PROVIDED DATA:
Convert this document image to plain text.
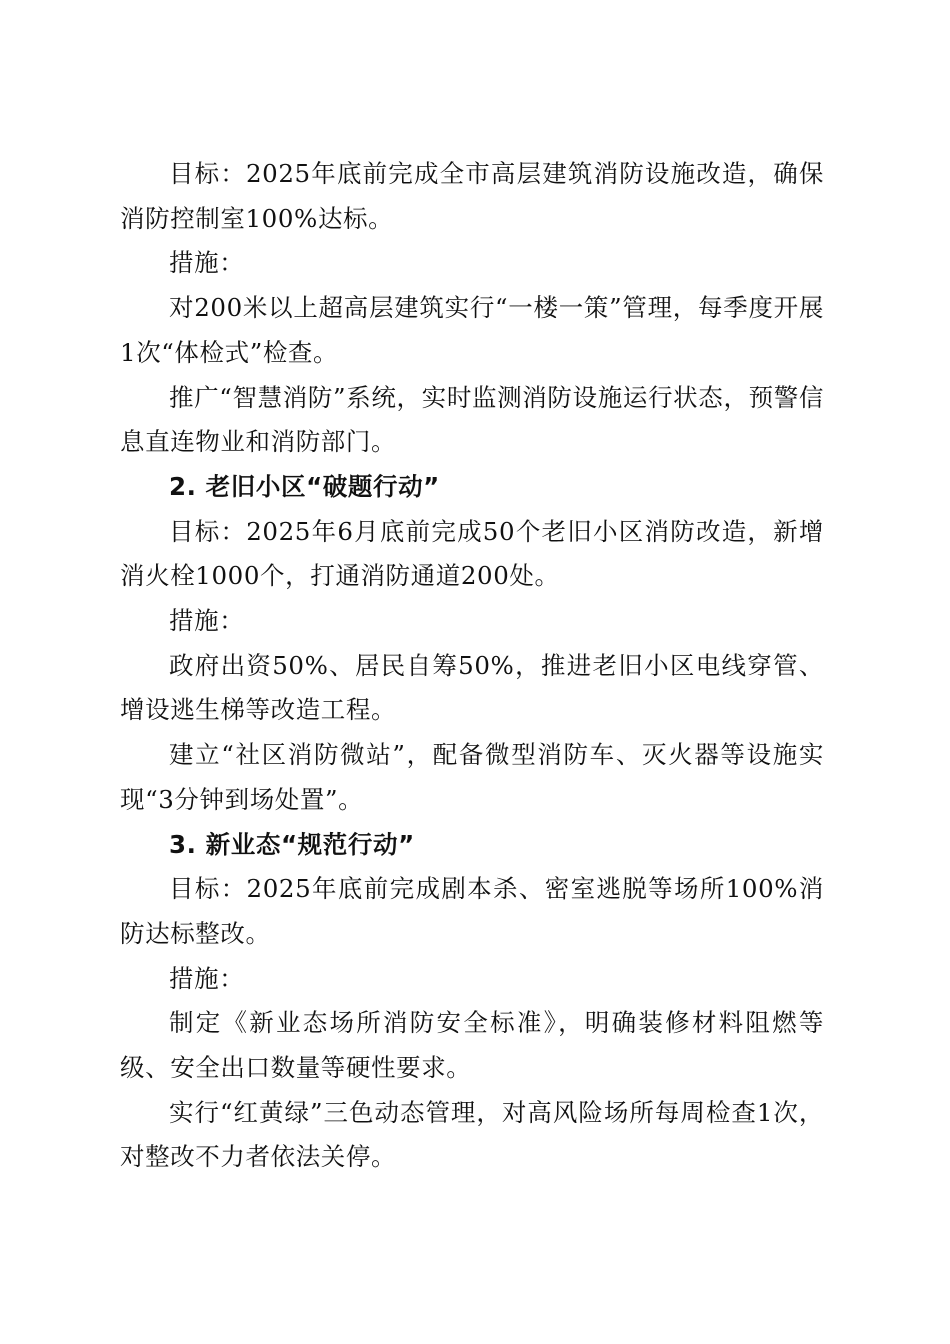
目标：2025年底前完成全市高层建筑消防设施改造，确保消防控制室100%达标。

措施：

对200米以上超高层建筑实行“一楼一策”管理，每季度开展1次“体检式”检查。

推广“智慧消防”系统，实时监测消防设施运行状态，预警信息直连物业和消防部门。

2. 老旧小区“破题行动”

目标：2025年6月底前完成50个老旧小区消防改造，新增消火栓1000个，打通消防通道200处。

措施：

政府出资50%、居民自筹50%，推进老旧小区电线穿管、增设逃生梯等改造工程。

建立“社区消防微站”，配备微型消防车、灭火器等设施实现“3分钟到场处置”。

3. 新业态“规范行动”

目标：2025年底前完成剧本杀、密室逃脱等场所100%消防达标整改。

措施：

制定《新业态场所消防安全标准》，明确装修材料阻燃等级、安全出口数量等硬性要求。

实行“红黄绿”三色动态管理，对高风险场所每周检查1次，对整改不力者依法关停。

AIM: Give all the entries again exactly, dropping each picture.

COMPLETE OUTPUT:
Convert this document image to plain text.
目标：2025年底前完成全市高层建筑消防设施改造，确保消防控制室100%达标。

措施：

对200米以上超高层建筑实行“一楼一策”管理，每季度开展1次“体检式”检查。

推广“智慧消防”系统，实时监测消防设施运行状态，预警信息直连物业和消防部门。

2. 老旧小区“破题行动”

目标：2025年6月底前完成50个老旧小区消防改造，新增消火栓1000个，打通消防通道200处。

措施：

政府出资50%、居民自筹50%，推进老旧小区电线穿管、增设逃生梯等改造工程。

建立“社区消防微站”，配备微型消防车、灭火器等设施实现“3分钟到场处置”。

3. 新业态“规范行动”

目标：2025年底前完成剧本杀、密室逃脱等场所100%消防达标整改。

措施：

制定《新业态场所消防安全标准》，明确装修材料阻燃等级、安全出口数量等硬性要求。

实行“红黄绿”三色动态管理，对高风险场所每周检查1次，对整改不力者依法关停。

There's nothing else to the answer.